**What you will do**: Transcribe all the records with complete accuracy.

□ □ □

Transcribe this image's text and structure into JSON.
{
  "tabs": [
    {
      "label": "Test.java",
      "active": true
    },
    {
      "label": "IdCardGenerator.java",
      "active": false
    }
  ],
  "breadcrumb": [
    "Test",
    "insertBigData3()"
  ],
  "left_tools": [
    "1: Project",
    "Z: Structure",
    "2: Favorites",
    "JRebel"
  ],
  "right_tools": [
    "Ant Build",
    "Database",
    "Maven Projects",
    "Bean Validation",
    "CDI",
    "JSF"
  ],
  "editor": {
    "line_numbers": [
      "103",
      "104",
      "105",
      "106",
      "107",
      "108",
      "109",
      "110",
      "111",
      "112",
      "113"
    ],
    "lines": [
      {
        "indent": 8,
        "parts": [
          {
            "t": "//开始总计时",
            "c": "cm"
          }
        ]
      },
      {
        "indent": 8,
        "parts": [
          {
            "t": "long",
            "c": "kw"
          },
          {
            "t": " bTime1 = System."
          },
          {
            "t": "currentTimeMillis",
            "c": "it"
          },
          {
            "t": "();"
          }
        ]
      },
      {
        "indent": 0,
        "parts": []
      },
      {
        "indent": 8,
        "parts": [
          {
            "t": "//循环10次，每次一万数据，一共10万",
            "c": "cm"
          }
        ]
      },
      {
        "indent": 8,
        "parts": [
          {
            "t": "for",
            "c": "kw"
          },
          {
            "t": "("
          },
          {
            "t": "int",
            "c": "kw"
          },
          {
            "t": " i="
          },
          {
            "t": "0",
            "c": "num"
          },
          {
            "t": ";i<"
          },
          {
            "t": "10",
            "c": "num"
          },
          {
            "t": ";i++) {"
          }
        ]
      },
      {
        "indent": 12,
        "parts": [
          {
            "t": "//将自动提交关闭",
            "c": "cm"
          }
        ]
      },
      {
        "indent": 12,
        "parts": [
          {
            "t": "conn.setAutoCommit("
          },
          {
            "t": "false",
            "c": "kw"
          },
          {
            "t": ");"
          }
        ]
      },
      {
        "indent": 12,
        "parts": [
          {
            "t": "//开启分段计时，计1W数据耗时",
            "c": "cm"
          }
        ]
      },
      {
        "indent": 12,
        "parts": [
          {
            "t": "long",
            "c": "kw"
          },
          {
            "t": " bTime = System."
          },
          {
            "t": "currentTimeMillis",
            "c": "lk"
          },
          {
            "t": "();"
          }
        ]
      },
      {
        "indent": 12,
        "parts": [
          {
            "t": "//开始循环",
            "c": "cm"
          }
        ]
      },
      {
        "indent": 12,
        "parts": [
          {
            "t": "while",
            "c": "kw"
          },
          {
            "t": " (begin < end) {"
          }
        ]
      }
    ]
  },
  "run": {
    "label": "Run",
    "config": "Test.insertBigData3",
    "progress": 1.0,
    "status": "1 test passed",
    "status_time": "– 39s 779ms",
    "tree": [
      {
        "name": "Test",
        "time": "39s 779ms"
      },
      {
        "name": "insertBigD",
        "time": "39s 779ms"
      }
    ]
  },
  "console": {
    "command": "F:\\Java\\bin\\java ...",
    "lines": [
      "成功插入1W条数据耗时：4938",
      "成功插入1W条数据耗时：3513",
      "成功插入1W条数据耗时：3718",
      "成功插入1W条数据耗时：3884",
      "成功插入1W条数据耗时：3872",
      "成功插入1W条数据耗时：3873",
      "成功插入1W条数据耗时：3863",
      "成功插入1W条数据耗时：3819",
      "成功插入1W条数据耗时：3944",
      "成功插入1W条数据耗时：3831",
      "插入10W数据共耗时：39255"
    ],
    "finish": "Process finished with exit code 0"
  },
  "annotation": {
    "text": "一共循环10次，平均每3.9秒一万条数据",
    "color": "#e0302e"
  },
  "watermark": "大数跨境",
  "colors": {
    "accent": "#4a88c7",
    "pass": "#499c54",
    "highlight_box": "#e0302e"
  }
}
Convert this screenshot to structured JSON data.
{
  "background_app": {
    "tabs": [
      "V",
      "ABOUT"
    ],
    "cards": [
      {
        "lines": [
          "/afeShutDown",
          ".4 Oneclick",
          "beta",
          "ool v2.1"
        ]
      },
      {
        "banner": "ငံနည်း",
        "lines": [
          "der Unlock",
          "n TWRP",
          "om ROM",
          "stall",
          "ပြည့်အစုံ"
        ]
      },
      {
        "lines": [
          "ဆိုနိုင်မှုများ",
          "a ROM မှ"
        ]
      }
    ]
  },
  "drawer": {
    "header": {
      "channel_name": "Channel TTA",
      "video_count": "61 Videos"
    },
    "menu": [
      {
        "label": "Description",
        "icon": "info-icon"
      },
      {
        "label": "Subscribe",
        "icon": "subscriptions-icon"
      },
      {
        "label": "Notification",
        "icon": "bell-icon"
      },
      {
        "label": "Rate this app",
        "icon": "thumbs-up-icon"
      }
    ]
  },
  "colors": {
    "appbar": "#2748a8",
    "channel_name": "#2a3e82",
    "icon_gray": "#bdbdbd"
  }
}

□ □ □

**Answer for this exercise**:
Transcribe this image's text and structure into JSON.
{
  "tabs": [
    {
      "label": "Test.java",
      "active": true
    },
    {
      "label": "IdCardGenerator.java",
      "active": false
    }
  ],
  "breadcrumb": [
    "Test",
    "insertBigData3()"
  ],
  "left_tools": [
    "1: Project",
    "Z: Structure",
    "2: Favorites",
    "JRebel"
  ],
  "right_tools": [
    "Ant Build",
    "Database",
    "Maven Projects",
    "Bean Validation",
    "CDI",
    "JSF"
  ],
  "editor": {
    "line_numbers": [
      "103",
      "104",
      "105",
      "106",
      "107",
      "108",
      "109",
      "110",
      "111",
      "112",
      "113"
    ],
    "lines": [
      {
        "indent": 8,
        "parts": [
          {
            "t": "//开始总计时",
            "c": "cm"
          }
        ]
      },
      {
        "indent": 8,
        "parts": [
          {
            "t": "long",
            "c": "kw"
          },
          {
            "t": " bTime1 = System."
          },
          {
            "t": "currentTimeMillis",
            "c": "it"
          },
          {
            "t": "();"
          }
        ]
      },
      {
        "indent": 0,
        "parts": []
      },
      {
        "indent": 8,
        "parts": [
          {
            "t": "//循环10次，每次一万数据，一共10万",
            "c": "cm"
          }
        ]
      },
      {
        "indent": 8,
        "parts": [
          {
            "t": "for",
            "c": "kw"
          },
          {
            "t": "("
          },
          {
            "t": "int",
            "c": "kw"
          },
          {
            "t": " i="
          },
          {
            "t": "0",
            "c": "num"
          },
          {
            "t": ";i<"
          },
          {
            "t": "10",
            "c": "num"
          },
          {
            "t": ";i++) {"
          }
        ]
      },
      {
        "indent": 12,
        "parts": [
          {
            "t": "//将自动提交关闭",
            "c": "cm"
          }
        ]
      },
      {
        "indent": 12,
        "parts": [
          {
            "t": "conn.setAutoCommit("
          },
          {
            "t": "false",
            "c": "kw"
          },
          {
            "t": ");"
          }
        ]
      },
      {
        "indent": 12,
        "parts": [
          {
            "t": "//开启分段计时，计1W数据耗时",
            "c": "cm"
          }
        ]
      },
      {
        "indent": 12,
        "parts": [
          {
            "t": "long",
            "c": "kw"
          },
          {
            "t": " bTime = System."
          },
          {
            "t": "currentTimeMillis",
            "c": "lk"
          },
          {
            "t": "();"
          }
        ]
      },
      {
        "indent": 12,
        "parts": [
          {
            "t": "//开始循环",
            "c": "cm"
          }
        ]
      },
      {
        "indent": 12,
        "parts": [
          {
            "t": "while",
            "c": "kw"
          },
          {
            "t": " (begin < end) {"
          }
        ]
      }
    ]
  },
  "run": {
    "label": "Run",
    "config": "Test.insertBigData3",
    "progress": 1.0,
    "status": "1 test passed",
    "status_time": "– 39s 779ms",
    "tree": [
      {
        "name": "Test",
        "time": "39s 779ms"
      },
      {
        "name": "insertBigD",
        "time": "39s 779ms"
      }
    ]
  },
  "console": {
    "command": "F:\\Java\\bin\\java ...",
    "lines": [
      "成功插入1W条数据耗时：4938",
      "成功插入1W条数据耗时：3513",
      "成功插入1W条数据耗时：3718",
      "成功插入1W条数据耗时：3884",
      "成功插入1W条数据耗时：3872",
      "成功插入1W条数据耗时：3873",
      "成功插入1W条数据耗时：3863",
      "成功插入1W条数据耗时：3819",
      "成功插入1W条数据耗时：3944",
      "成功插入1W条数据耗时：3831",
      "插入10W数据共耗时：39255"
    ],
    "finish": "Process finished with exit code 0"
  },
  "annotation": {
    "text": "一共循环10次，平均每3.9秒一万条数据",
    "color": "#e0302e"
  },
  "watermark": "大数跨境",
  "colors": {
    "accent": "#4a88c7",
    "pass": "#499c54",
    "highlight_box": "#e0302e"
  }
}
Convert this screenshot to structured JSON data.
{
  "background_app": {
    "tabs": [
      "V",
      "ABOUT"
    ],
    "cards": [
      {
        "lines": [
          "/afeShutDown",
          ".4 Oneclick",
          "beta",
          "ool v2.1"
        ]
      },
      {
        "banner": "ငံနည်း",
        "lines": [
          "der Unlock",
          "n TWRP",
          "om ROM",
          "stall",
          "ပြည့်အစုံ"
        ]
      },
      {
        "lines": [
          "ဆိုနိုင်မှုများ",
          "a ROM မှ"
        ]
      }
    ]
  },
  "drawer": {
    "header": {
      "channel_name": "Channel TTA",
      "video_count": "61 Videos"
    },
    "menu": [
      {
        "label": "Description",
        "icon": "info-icon"
      },
      {
        "label": "Subscribe",
        "icon": "subscriptions-icon"
      },
      {
        "label": "Notification",
        "icon": "bell-icon"
      },
      {
        "label": "Rate this app",
        "icon": "thumbs-up-icon"
      }
    ]
  },
  "colors": {
    "appbar": "#2748a8",
    "channel_name": "#2a3e82",
    "icon_gray": "#bdbdbd"
  }
}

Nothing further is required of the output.